<<<<

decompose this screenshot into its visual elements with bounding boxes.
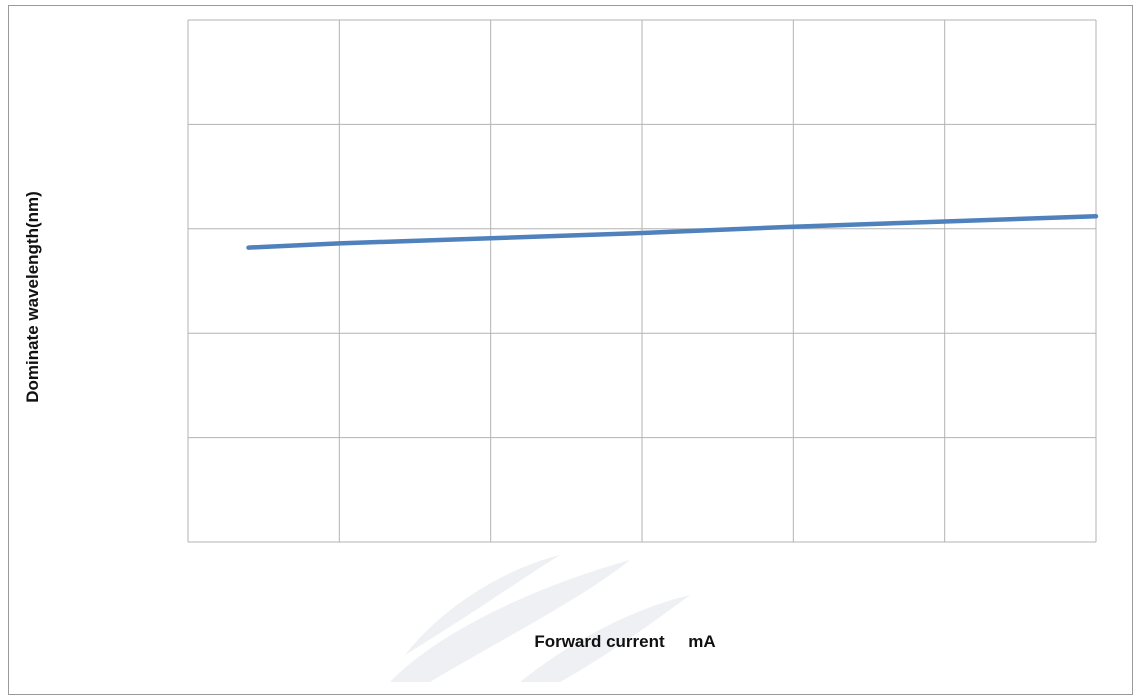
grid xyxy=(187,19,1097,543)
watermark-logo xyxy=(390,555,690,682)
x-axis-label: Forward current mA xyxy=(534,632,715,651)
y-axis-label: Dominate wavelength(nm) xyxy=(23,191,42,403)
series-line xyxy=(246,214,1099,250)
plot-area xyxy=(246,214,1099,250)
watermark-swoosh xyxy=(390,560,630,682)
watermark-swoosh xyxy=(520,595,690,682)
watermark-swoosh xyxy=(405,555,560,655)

>>>>

## [Task objective]
Retype the text lines from the material above word for word, leaving out the picture.

## [Solution to this exercise]
decompose this screenshot into its visual elements with bounding boxes.
grid xyxy=(187,19,1097,543)
watermark-logo xyxy=(390,555,690,682)
x-axis-label: Forward current mA xyxy=(534,632,715,651)
y-axis-label: Dominate wavelength(nm) xyxy=(23,191,42,403)
series-line xyxy=(246,214,1099,250)
plot-area xyxy=(246,214,1099,250)
watermark-swoosh xyxy=(390,560,630,682)
watermark-swoosh xyxy=(520,595,690,682)
watermark-swoosh xyxy=(405,555,560,655)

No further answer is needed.